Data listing
** BEGIN **
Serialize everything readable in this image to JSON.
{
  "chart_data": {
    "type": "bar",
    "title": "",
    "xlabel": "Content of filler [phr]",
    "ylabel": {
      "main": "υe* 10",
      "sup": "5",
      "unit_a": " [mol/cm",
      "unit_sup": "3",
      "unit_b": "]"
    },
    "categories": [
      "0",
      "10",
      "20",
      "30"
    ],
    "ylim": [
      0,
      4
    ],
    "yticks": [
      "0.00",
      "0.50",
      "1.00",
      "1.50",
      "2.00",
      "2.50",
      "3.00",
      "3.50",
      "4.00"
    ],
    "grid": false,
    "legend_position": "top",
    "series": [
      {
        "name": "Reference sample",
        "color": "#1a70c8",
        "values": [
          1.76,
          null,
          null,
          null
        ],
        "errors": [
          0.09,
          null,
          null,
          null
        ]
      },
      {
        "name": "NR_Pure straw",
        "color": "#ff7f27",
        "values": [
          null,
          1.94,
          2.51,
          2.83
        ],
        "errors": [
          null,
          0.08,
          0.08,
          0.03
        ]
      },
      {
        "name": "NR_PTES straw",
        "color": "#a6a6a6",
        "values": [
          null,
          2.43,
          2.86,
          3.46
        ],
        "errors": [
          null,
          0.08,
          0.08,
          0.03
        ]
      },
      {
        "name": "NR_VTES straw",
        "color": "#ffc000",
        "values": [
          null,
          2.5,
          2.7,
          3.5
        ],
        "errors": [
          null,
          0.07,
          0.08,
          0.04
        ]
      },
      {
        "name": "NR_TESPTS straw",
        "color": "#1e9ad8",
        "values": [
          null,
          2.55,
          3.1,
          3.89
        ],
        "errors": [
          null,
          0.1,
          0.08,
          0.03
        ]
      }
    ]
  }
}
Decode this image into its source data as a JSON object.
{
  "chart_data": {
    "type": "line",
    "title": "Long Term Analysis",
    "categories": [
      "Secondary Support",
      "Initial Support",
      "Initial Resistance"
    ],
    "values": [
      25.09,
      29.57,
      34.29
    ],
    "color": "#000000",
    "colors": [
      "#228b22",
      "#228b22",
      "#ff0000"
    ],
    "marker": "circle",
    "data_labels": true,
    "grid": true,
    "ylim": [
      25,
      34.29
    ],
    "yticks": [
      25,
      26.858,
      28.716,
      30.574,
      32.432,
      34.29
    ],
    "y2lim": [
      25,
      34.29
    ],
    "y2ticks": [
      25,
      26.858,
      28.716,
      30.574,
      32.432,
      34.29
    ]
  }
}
** END **
- PROBLEM REQUIREMENTS
Look for the word "this" in every line of the listing and copy the lines that have it.

- CORRECT RESPONSE
Serialize everything readable in this image to JSON.
Decode this image into its source data as a JSON object.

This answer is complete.